Written request: Retype each line of the material exactly, please, skipping any picture in it.

Data section:
# # # #

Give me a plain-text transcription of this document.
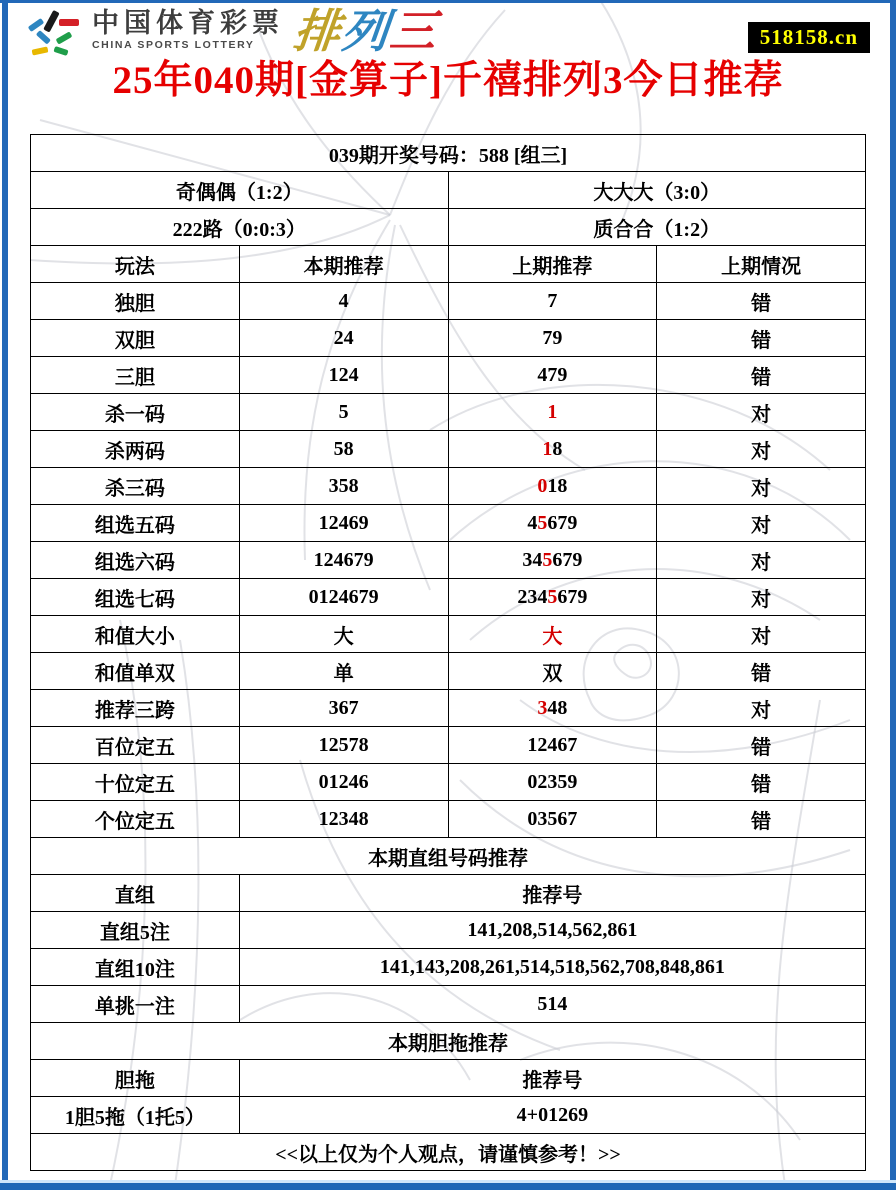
中国体育彩票
CHINA SPORTS LOTTERY 排列三	518158.cn
25年040期[金算子]千禧排列3今日推荐
039期开奖号码：588 [组三]			
奇偶偶（1:2）		大大大（3:0）	
222路（0:0:3）		质合合（1:2）	
玩法	本期推荐	上期推荐	上期情况
独胆	4	7	错
双胆	24	79	错
三胆	124	479	错
杀一码	5	1	对
杀两码	58	18	对
杀三码	358	018	对
组选五码	12469	45679	对
组选六码	124679	345679	对
组选七码	0124679	2345679	对
和值大小	大	大	对
和值单双	单	双	错
推荐三跨	367	348	对
百位定五	12578	12467	错
十位定五	01246	02359	错
个位定五	12348	03567	错
本期直组号码推荐			
直组	推荐号		
直组5注	141,208,514,562,861		
直组10注	141,143,208,261,514,518,562,708,848,861		
单挑一注	514		
本期胆拖推荐			
胆拖	推荐号		
1胆5拖（1托5）	4+01269		
<<以上仅为个人观点，请谨慎参考！>>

# # # #

The solution:
Give me a plain-text transcription of this document.
中国体育彩票
CHINA SPORTS LOTTERY 排列三	518158.cn
25年040期[金算子]千禧排列3今日推荐
039期开奖号码：588 [组三]			
奇偶偶（1:2）		大大大（3:0）	
222路（0:0:3）		质合合（1:2）	
玩法	本期推荐	上期推荐	上期情况
独胆	4	7	错
双胆	24	79	错
三胆	124	479	错
杀一码	5	1	对
杀两码	58	18	对
杀三码	358	018	对
组选五码	12469	45679	对
组选六码	124679	345679	对
组选七码	0124679	2345679	对
和值大小	大	大	对
和值单双	单	双	错
推荐三跨	367	348	对
百位定五	12578	12467	错
十位定五	01246	02359	错
个位定五	12348	03567	错
本期直组号码推荐			
直组	推荐号		
直组5注	141,208,514,562,861		
直组10注	141,143,208,261,514,518,562,708,848,861		
单挑一注	514		
本期胆拖推荐			
胆拖	推荐号		
1胆5拖（1托5）	4+01269		
<<以上仅为个人观点，请谨慎参考！>>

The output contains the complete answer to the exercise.